> _Element region listings_:
Begin

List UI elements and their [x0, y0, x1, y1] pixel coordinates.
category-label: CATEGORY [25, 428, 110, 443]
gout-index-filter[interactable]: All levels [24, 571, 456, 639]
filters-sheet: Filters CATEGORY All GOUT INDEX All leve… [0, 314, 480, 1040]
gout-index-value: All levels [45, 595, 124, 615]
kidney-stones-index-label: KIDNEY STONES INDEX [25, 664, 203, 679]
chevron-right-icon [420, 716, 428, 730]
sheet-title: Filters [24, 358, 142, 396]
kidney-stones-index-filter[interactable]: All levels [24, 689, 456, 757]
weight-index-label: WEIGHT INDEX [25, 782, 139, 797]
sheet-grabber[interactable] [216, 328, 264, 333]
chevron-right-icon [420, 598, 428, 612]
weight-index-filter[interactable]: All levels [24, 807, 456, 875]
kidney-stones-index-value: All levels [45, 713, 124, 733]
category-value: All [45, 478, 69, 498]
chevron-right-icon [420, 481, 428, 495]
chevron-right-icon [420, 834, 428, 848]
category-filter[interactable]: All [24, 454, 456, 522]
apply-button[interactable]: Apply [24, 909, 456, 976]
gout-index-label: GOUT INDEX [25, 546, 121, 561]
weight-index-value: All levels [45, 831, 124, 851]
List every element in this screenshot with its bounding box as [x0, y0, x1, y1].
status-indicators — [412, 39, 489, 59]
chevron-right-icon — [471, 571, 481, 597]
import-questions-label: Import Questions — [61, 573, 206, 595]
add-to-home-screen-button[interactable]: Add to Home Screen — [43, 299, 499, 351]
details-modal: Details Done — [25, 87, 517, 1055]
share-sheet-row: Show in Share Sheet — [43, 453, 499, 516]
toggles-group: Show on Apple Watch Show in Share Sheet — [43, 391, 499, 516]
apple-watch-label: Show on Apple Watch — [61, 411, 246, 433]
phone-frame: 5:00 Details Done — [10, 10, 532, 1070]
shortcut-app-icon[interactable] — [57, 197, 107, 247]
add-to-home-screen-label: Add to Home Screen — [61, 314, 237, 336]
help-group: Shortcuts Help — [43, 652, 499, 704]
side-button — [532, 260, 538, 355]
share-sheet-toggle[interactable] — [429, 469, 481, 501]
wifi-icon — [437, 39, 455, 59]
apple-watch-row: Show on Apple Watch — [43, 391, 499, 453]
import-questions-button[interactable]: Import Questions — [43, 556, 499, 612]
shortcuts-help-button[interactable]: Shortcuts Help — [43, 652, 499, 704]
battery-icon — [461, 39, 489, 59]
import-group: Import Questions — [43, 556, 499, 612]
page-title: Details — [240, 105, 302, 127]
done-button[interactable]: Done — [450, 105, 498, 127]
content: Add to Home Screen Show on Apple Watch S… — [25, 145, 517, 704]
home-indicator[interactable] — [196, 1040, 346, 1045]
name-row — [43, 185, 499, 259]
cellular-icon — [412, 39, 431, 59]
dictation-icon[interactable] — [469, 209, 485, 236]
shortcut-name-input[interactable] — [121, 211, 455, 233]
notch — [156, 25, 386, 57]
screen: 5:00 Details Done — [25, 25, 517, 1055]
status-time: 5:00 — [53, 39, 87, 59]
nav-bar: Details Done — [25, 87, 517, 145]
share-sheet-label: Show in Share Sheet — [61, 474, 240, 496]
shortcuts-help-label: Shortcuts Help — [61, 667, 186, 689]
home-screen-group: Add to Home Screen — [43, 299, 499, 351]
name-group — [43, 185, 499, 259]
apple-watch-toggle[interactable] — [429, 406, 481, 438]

End

> _Work required_:
Rewrite every line of the records above as a single numbered list, omitting any blank lines.

> _The completed task_:
1. List UI elements and their [x0, y0, x1, y1] pixel coordinates.
2. category-label: CATEGORY [25, 428, 110, 443]
3. gout-index-filter[interactable]: All levels [24, 571, 456, 639]
4. filters-sheet: Filters CATEGORY All GOUT INDEX All leve… [0, 314, 480, 1040]
5. gout-index-value: All levels [45, 595, 124, 615]
6. kidney-stones-index-label: KIDNEY STONES INDEX [25, 664, 203, 679]
7. chevron-right-icon [420, 716, 428, 730]
8. sheet-title: Filters [24, 358, 142, 396]
9. kidney-stones-index-filter[interactable]: All levels [24, 689, 456, 757]
10. weight-index-label: WEIGHT INDEX [25, 782, 139, 797]
11. sheet-grabber[interactable] [216, 328, 264, 333]
12. chevron-right-icon [420, 598, 428, 612]
13. weight-index-filter[interactable]: All levels [24, 807, 456, 875]
14. kidney-stones-index-value: All levels [45, 713, 124, 733]
15. category-value: All [45, 478, 69, 498]
16. chevron-right-icon [420, 481, 428, 495]
17. chevron-right-icon [420, 834, 428, 848]
18. category-filter[interactable]: All [24, 454, 456, 522]
19. apply-button[interactable]: Apply [24, 909, 456, 976]
20. gout-index-label: GOUT INDEX [25, 546, 121, 561]
21. weight-index-value: All levels [45, 831, 124, 851]
22. List every element in this screenshot with its bounding box as [x0, y0, x1, y1].
23. status-indicators — [412, 39, 489, 59]
24. chevron-right-icon — [471, 571, 481, 597]
25. import-questions-label: Import Questions — [61, 573, 206, 595]
26. add-to-home-screen-button[interactable]: Add to Home Screen — [43, 299, 499, 351]
27. details-modal: Details Done — [25, 87, 517, 1055]
28. share-sheet-row: Show in Share Sheet — [43, 453, 499, 516]
29. toggles-group: Show on Apple Watch Show in Share Sheet — [43, 391, 499, 516]
30. apple-watch-label: Show on Apple Watch — [61, 411, 246, 433]
31. phone-frame: 5:00 Details Done — [10, 10, 532, 1070]
32. shortcut-app-icon[interactable] — [57, 197, 107, 247]
33. add-to-home-screen-label: Add to Home Screen — [61, 314, 237, 336]
34. help-group: Shortcuts Help — [43, 652, 499, 704]
35. side-button — [532, 260, 538, 355]
36. share-sheet-toggle[interactable] — [429, 469, 481, 501]
37. wifi-icon — [437, 39, 455, 59]
38. apple-watch-row: Show on Apple Watch — [43, 391, 499, 453]
39. import-questions-button[interactable]: Import Questions — [43, 556, 499, 612]
40. shortcuts-help-button[interactable]: Shortcuts Help — [43, 652, 499, 704]
41. battery-icon — [461, 39, 489, 59]
42. import-group: Import Questions — [43, 556, 499, 612]
43. page-title: Details — [240, 105, 302, 127]
44. done-button[interactable]: Done — [450, 105, 498, 127]
45. content: Add to Home Screen Show on Apple Watch S… — [25, 145, 517, 704]
46. home-indicator[interactable] — [196, 1040, 346, 1045]
47. name-row — [43, 185, 499, 259]
48. cellular-icon — [412, 39, 431, 59]
49. dictation-icon[interactable] — [469, 209, 485, 236]
50. shortcut-name-input[interactable] — [121, 211, 455, 233]
51. notch — [156, 25, 386, 57]
52. screen: 5:00 Details Done — [25, 25, 517, 1055]
53. status-time: 5:00 — [53, 39, 87, 59]
54. nav-bar: Details Done — [25, 87, 517, 145]
55. share-sheet-label: Show in Share Sheet — [61, 474, 240, 496]
56. shortcuts-help-label: Shortcuts Help — [61, 667, 186, 689]
57. home-screen-group: Add to Home Screen — [43, 299, 499, 351]
58. name-group — [43, 185, 499, 259]
59. apple-watch-toggle[interactable] — [429, 406, 481, 438]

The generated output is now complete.